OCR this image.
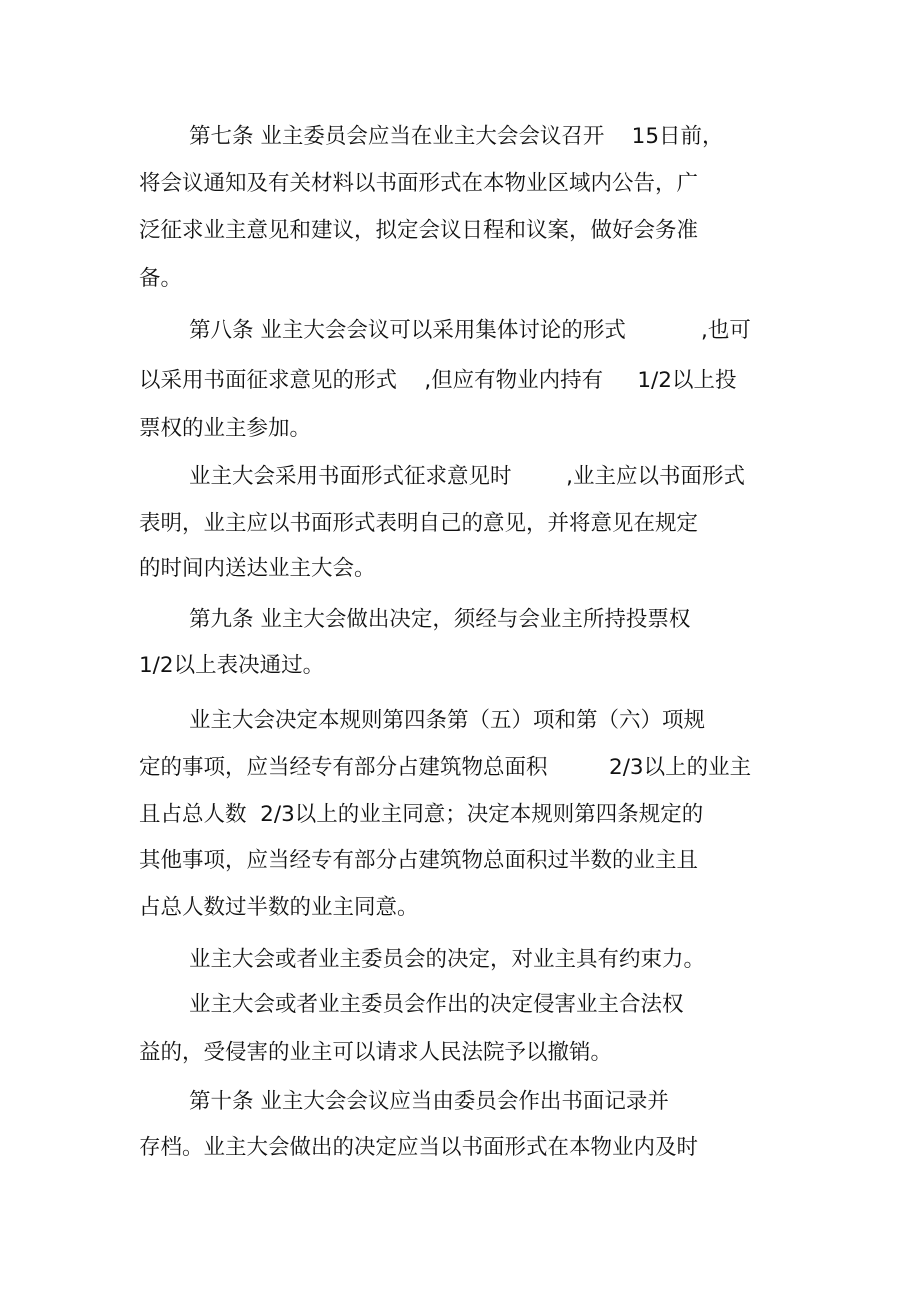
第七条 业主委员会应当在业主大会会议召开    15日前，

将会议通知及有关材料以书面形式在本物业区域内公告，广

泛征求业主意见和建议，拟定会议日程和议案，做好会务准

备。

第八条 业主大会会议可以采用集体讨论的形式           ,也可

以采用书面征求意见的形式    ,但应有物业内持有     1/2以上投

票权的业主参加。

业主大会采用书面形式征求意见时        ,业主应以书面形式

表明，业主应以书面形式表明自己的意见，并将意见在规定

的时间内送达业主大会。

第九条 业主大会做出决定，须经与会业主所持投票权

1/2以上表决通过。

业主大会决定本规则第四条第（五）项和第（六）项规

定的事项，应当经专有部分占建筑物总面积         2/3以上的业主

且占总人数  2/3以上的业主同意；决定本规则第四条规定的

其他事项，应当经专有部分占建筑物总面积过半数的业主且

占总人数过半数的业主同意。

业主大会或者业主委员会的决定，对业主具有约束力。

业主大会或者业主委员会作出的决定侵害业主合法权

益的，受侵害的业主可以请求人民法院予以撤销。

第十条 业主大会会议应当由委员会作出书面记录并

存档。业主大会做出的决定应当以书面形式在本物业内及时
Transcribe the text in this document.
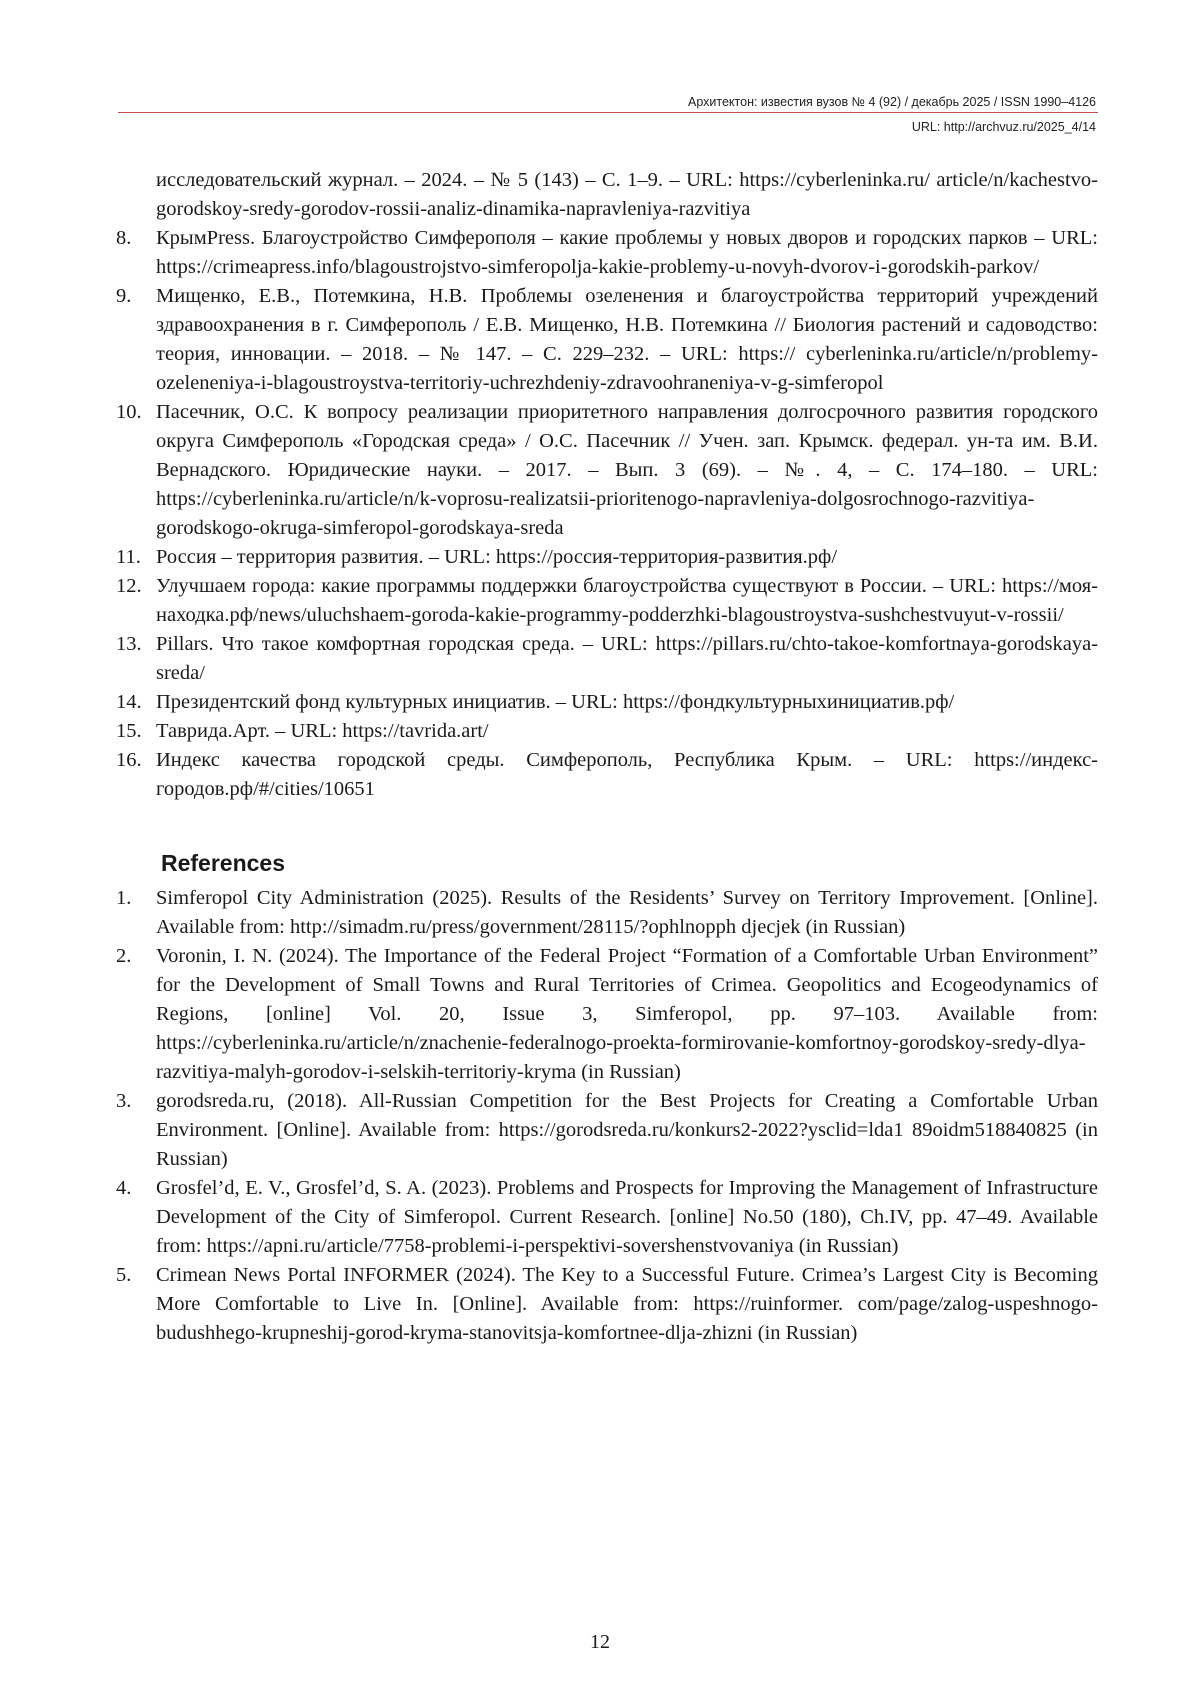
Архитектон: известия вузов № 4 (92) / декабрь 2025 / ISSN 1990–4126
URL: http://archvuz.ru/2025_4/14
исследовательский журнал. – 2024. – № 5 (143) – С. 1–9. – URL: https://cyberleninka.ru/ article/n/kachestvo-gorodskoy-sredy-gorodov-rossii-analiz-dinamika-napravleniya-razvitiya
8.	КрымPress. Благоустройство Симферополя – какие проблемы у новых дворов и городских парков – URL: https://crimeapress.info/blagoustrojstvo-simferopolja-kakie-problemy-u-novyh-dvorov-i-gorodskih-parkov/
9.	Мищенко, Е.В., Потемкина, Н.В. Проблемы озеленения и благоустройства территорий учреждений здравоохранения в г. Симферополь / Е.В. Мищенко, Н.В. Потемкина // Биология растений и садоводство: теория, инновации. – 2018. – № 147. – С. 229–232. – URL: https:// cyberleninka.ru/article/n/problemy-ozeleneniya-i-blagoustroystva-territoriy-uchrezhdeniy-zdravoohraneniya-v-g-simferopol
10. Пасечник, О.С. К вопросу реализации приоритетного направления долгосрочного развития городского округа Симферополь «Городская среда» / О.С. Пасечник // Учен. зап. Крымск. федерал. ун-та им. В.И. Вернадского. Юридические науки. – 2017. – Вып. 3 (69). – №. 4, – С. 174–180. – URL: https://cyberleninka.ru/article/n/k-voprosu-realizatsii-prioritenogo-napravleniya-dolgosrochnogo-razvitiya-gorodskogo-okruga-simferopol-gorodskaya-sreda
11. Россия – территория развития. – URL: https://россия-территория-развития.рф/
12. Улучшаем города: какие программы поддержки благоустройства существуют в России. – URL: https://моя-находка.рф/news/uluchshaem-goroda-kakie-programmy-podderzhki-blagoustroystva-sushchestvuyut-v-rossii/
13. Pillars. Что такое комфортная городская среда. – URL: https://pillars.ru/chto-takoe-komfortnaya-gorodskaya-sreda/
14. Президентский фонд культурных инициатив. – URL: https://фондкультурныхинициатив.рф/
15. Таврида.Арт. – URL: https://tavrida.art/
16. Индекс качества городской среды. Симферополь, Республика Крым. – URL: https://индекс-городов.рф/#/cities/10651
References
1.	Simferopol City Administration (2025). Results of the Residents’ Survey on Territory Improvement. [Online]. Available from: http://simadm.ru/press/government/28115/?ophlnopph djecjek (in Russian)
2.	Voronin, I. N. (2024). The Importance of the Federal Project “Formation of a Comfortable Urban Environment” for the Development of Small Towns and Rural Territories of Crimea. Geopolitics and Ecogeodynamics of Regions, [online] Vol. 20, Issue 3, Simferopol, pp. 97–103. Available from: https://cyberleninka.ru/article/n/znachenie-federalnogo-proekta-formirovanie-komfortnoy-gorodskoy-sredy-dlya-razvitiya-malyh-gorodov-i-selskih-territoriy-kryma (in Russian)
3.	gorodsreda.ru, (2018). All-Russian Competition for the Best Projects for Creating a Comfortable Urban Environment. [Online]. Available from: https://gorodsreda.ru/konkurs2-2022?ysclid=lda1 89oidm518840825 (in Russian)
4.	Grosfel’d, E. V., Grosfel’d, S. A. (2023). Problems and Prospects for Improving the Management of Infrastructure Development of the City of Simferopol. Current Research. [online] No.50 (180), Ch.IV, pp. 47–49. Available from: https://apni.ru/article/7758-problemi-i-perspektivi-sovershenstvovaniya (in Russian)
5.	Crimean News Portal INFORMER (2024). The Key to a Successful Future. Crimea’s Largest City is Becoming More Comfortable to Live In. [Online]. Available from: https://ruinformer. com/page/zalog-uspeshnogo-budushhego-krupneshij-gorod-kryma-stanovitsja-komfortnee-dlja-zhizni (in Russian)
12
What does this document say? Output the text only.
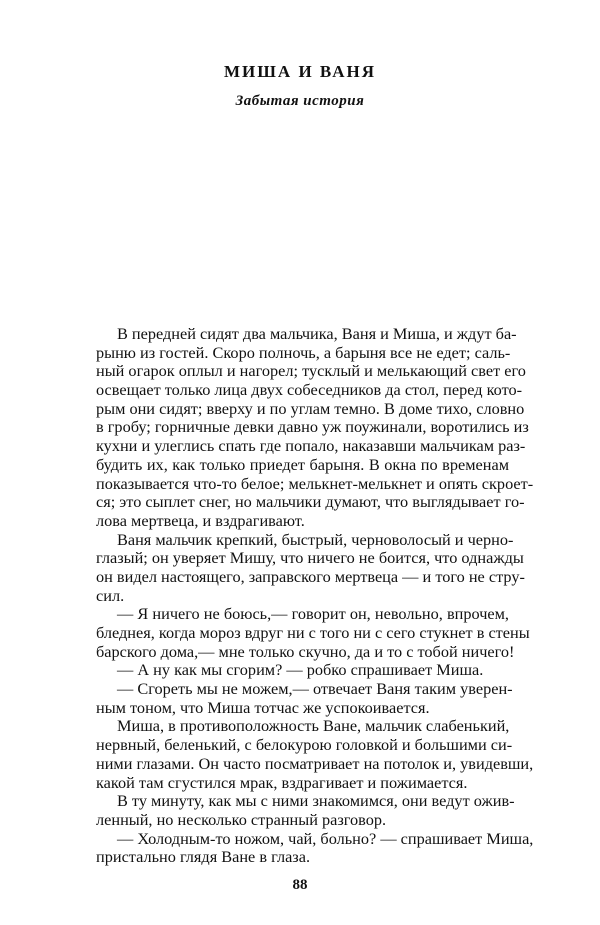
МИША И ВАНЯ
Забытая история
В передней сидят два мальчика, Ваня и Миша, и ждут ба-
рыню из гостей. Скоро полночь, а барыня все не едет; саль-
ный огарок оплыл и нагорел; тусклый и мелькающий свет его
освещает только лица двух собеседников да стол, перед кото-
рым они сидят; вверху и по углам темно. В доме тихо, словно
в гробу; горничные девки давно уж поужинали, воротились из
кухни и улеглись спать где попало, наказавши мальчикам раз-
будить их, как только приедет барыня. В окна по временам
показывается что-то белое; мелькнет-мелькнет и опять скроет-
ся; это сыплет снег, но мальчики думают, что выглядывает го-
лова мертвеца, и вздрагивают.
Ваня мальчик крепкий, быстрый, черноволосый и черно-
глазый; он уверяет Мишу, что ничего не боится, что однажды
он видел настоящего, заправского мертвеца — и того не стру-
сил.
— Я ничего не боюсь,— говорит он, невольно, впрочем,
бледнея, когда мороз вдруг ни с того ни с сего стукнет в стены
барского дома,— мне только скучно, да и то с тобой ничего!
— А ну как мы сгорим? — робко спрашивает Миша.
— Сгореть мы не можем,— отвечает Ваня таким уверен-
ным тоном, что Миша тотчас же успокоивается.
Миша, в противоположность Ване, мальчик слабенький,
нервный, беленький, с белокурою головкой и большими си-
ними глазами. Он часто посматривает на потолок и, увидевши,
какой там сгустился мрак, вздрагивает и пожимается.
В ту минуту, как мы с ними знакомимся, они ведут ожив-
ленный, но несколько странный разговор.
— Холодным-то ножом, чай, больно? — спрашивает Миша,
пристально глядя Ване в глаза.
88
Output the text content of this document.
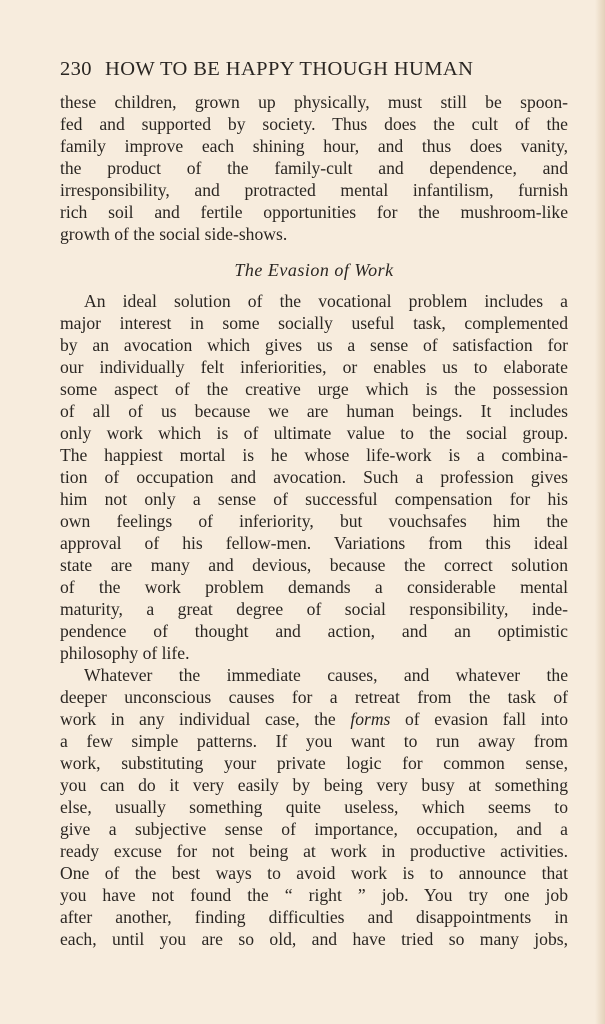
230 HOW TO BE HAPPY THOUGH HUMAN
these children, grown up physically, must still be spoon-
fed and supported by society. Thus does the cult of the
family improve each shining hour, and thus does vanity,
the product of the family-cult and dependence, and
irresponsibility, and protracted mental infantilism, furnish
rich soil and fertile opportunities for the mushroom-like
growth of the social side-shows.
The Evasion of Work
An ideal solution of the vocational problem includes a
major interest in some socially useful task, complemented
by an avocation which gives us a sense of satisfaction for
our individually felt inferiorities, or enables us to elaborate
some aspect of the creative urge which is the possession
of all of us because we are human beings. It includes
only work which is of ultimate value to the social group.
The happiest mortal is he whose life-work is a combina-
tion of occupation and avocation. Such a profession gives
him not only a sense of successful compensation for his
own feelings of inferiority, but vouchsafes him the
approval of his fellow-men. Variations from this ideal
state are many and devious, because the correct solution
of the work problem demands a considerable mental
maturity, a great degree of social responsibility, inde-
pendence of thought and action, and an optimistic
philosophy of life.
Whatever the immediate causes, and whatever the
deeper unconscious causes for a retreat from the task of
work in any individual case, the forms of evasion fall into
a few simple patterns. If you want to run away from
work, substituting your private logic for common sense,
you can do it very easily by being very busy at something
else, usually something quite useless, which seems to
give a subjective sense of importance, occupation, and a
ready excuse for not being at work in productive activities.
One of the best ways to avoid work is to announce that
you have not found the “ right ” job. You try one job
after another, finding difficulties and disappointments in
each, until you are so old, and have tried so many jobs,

» **TASK DIRECTIONS**: Filter the listing for the word "развития" and copy every line that holds it.

» **ANSWER BELOW**:
10. Пасечник, О.С. К вопросу реализации приоритетного направления долгосрочного развития городского округа Симферополь «Городская среда» / О.С. Пасечник // Учен. зап. Крымск. федерал. ун-та им. В.И. Вернадского. Юридические науки. – 2017. – Вып. 3 (69). – №. 4, – С. 174–180. – URL: https://cyberleninka.ru/article/n/k-voprosu-realizatsii-prioritenogo-napravleniya-dolgosrochnogo-razvitiya-gorodskogo-okruga-simferopol-gorodskaya-sreda
11. Россия – территория развития. – URL: https://россия-территория-развития.рф/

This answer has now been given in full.